[start of Data rows]

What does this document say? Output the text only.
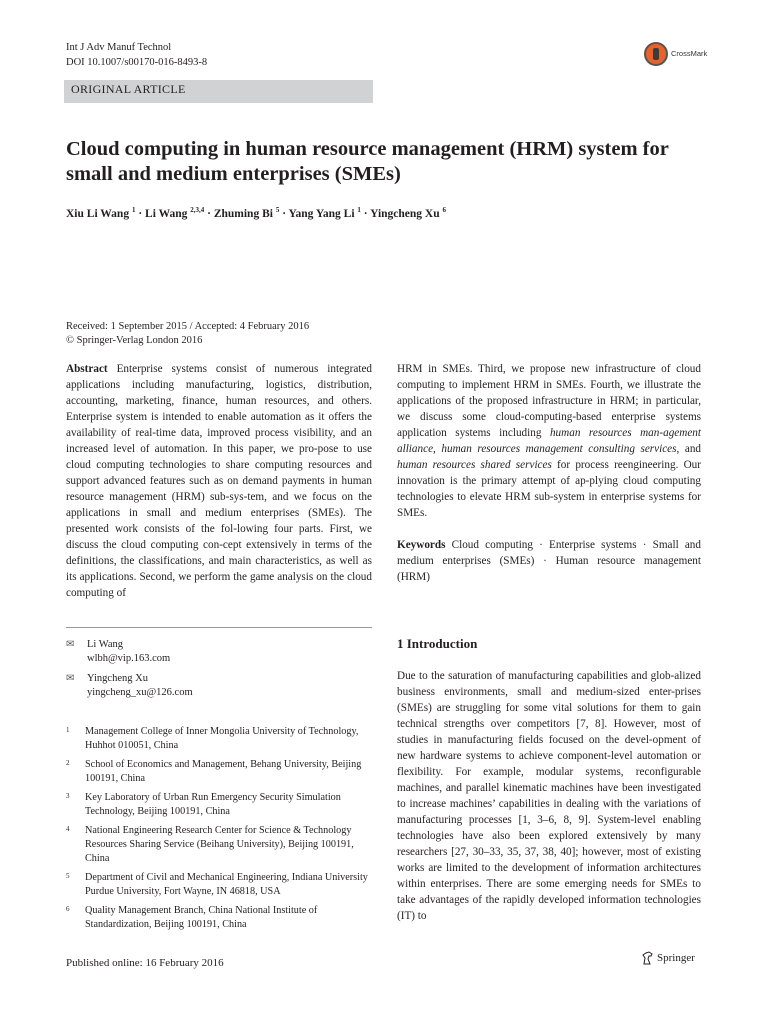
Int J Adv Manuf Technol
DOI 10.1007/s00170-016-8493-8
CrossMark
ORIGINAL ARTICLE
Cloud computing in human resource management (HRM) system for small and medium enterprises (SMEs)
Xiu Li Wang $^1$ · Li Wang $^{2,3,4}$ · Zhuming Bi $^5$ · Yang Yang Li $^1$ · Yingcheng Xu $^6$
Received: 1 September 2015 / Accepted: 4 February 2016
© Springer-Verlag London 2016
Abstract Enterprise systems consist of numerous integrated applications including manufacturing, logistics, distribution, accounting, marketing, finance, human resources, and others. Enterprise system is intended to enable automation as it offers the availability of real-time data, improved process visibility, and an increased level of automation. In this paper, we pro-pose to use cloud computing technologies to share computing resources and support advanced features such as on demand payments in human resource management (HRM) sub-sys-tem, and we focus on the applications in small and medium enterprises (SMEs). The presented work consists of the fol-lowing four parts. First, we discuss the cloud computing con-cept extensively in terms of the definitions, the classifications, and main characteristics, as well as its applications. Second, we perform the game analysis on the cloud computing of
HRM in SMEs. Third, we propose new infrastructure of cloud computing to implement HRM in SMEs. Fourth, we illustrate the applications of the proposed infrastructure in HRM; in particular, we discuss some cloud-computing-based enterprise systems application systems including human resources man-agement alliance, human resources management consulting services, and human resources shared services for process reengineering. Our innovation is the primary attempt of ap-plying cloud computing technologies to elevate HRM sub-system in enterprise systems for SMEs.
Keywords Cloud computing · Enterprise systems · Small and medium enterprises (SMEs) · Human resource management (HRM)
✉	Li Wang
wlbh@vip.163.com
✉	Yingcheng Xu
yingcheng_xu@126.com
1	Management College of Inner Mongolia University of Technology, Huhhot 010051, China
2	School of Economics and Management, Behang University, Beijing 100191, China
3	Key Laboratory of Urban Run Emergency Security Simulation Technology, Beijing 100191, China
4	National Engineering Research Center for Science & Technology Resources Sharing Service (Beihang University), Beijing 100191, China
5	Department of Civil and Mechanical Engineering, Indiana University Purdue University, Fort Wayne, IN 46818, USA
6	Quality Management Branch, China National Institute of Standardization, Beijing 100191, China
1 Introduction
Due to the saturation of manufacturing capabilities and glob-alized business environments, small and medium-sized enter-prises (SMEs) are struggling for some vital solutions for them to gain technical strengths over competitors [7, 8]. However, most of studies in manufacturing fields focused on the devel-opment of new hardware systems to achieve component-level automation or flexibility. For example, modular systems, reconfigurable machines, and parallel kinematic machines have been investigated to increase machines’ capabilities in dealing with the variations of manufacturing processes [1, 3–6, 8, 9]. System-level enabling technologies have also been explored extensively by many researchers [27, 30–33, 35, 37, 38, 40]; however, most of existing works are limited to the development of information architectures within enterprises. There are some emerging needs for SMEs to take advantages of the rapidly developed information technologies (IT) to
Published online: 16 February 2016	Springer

[end of Data rows]
[start of Data rows]

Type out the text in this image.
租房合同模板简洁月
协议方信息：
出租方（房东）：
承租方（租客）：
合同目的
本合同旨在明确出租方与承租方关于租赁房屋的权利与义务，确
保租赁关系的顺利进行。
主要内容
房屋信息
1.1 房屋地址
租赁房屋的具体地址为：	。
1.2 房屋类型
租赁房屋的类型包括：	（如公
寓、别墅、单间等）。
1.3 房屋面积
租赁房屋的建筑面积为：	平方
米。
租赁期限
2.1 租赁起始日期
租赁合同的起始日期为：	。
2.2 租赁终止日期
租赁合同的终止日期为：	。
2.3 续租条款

[end of Data rows]

◆ Directive ◆
Extract, from the listing above, every line where the string "text" occurs.

◆ Result of the exercise ◆
What does this document say? Output the text only.
Type out the text in this image.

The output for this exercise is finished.